§ **EXERCISE GOAL**: Output the lines that follow exactly as they are.

§ **RAW DATA**:
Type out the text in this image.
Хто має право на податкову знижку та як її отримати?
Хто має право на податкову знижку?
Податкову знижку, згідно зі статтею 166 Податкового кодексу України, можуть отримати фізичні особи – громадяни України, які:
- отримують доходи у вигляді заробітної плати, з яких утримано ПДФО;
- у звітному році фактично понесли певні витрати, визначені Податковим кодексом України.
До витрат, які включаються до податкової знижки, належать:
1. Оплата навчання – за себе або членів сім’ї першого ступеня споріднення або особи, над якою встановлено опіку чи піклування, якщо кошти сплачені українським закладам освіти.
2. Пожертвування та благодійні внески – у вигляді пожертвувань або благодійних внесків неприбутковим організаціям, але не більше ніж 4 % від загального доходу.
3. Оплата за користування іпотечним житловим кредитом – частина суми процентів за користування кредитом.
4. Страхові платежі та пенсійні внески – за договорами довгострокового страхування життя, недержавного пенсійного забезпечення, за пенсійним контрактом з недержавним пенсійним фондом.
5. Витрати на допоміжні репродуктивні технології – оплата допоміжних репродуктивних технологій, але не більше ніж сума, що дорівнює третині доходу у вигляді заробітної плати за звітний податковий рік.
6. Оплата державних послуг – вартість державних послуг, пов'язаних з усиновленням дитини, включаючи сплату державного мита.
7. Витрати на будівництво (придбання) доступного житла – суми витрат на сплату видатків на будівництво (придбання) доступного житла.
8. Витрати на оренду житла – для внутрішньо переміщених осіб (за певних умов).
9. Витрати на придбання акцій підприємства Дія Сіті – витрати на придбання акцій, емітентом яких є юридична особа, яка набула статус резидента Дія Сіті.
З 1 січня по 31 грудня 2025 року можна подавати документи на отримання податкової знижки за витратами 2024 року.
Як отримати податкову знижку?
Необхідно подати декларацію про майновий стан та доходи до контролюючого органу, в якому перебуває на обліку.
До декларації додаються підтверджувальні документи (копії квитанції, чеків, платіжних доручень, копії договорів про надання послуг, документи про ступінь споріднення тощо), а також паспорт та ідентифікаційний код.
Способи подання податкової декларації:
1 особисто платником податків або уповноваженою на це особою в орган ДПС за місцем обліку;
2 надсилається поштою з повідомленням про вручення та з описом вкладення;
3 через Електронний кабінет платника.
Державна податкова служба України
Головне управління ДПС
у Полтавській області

§ **CORRECT ANSWER**:
Type out the text in this image.
Хто має право на податкову знижку та як її отримати?
Хто має право на податкову знижку?
Податкову знижку, згідно зі статтею 166 Податкового кодексу України, можуть отримати фізичні особи – громадяни України, які:
- отримують доходи у вигляді заробітної плати, з яких утримано ПДФО;
- у звітному році фактично понесли певні витрати, визначені Податковим кодексом України.
До витрат, які включаються до податкової знижки, належать:
1. Оплата навчання – за себе або членів сім’ї першого ступеня споріднення або особи, над якою встановлено опіку чи піклування, якщо кошти сплачені українським закладам освіти.
2. Пожертвування та благодійні внески – у вигляді пожертвувань або благодійних внесків неприбутковим організаціям, але не більше ніж 4 % від загального доходу.
3. Оплата за користування іпотечним житловим кредитом – частина суми процентів за користування кредитом.
4. Страхові платежі та пенсійні внески – за договорами довгострокового страхування життя, недержавного пенсійного забезпечення, за пенсійним контрактом з недержавним пенсійним фондом.
5. Витрати на допоміжні репродуктивні технології – оплата допоміжних репродуктивних технологій, але не більше ніж сума, що дорівнює третині доходу у вигляді заробітної плати за звітний податковий рік.
6. Оплата державних послуг – вартість державних послуг, пов'язаних з усиновленням дитини, включаючи сплату державного мита.
7. Витрати на будівництво (придбання) доступного житла – суми витрат на сплату видатків на будівництво (придбання) доступного житла.
8. Витрати на оренду житла – для внутрішньо переміщених осіб (за певних умов).
9. Витрати на придбання акцій підприємства Дія Сіті – витрати на придбання акцій, емітентом яких є юридична особа, яка набула статус резидента Дія Сіті.
З 1 січня по 31 грудня 2025 року можна подавати документи на отримання податкової знижки за витратами 2024 року.
Як отримати податкову знижку?
Необхідно подати декларацію про майновий стан та доходи до контролюючого органу, в якому перебуває на обліку.
До декларації додаються підтверджувальні документи (копії квитанції, чеків, платіжних доручень, копії договорів про надання послуг, документи про ступінь споріднення тощо), а також паспорт та ідентифікаційний код.
Способи подання податкової декларації:
1 особисто платником податків або уповноваженою на це особою в орган ДПС за місцем обліку;
2 надсилається поштою з повідомленням про вручення та з описом вкладення;
3 через Електронний кабінет платника.
Державна податкова служба України
Головне управління ДПС
у Полтавській області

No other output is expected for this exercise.